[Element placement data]
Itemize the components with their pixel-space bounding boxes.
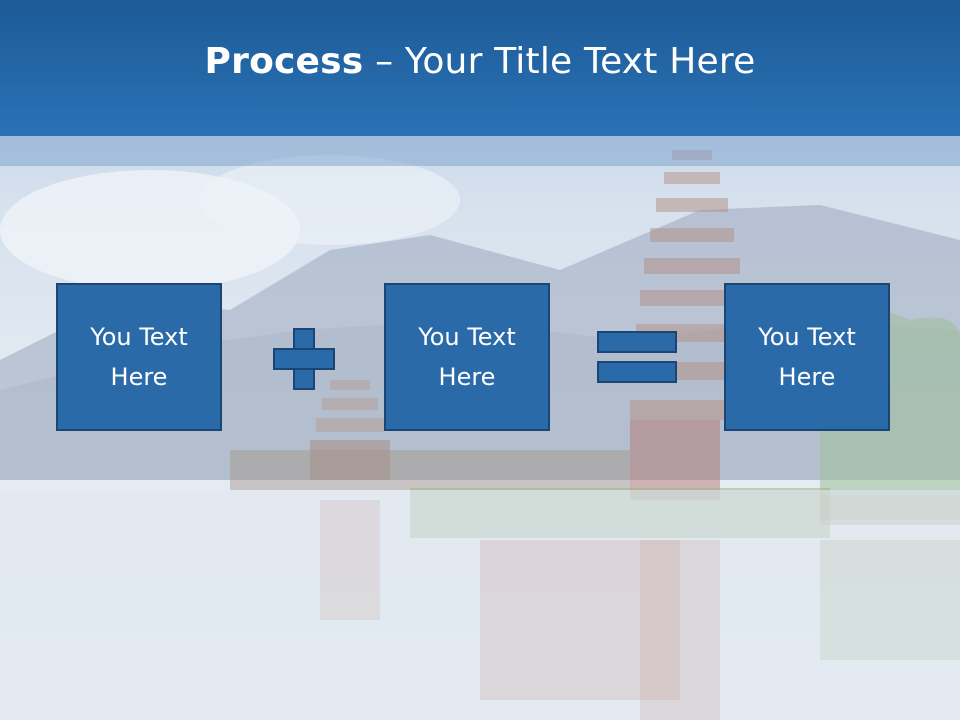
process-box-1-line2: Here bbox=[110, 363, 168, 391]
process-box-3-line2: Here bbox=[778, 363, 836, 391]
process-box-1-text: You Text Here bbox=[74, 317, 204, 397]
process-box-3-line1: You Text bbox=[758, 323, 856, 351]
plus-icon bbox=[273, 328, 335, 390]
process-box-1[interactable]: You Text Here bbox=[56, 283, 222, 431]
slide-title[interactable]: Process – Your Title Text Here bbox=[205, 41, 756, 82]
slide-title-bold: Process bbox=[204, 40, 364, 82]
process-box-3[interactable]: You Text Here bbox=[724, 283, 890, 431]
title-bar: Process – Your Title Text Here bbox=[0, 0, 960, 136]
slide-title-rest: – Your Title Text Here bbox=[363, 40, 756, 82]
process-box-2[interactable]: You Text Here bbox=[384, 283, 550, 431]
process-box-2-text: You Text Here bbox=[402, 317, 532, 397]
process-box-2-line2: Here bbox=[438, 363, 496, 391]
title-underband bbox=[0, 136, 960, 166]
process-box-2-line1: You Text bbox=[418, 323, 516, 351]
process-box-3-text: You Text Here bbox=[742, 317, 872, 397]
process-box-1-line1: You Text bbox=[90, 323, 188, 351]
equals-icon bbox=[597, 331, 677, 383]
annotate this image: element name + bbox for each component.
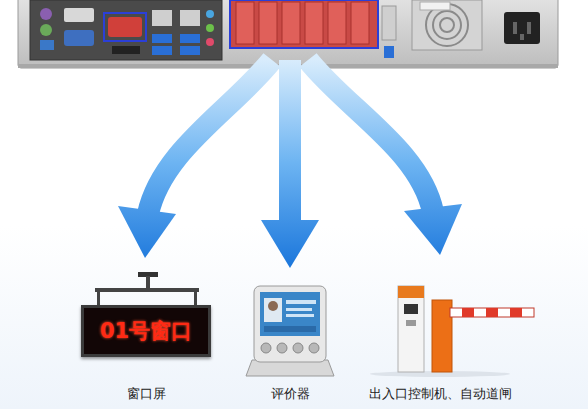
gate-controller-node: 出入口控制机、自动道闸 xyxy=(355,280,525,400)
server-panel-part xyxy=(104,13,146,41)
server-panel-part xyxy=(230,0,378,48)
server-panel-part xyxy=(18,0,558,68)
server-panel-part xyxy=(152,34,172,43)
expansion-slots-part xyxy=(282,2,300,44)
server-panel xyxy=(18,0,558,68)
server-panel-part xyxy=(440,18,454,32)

- **What the exercise asks**: Select every line of the material that contains the string "panel", and copy those lines. Case counts.

- **Final result**:
server-panel-part xyxy=(104,13,146,41)
server-panel-part xyxy=(230,0,378,48)
server-panel-part xyxy=(18,0,558,68)
server-panel-part xyxy=(152,34,172,43)
server-panel xyxy=(18,0,558,68)
server-panel-part xyxy=(440,18,454,32)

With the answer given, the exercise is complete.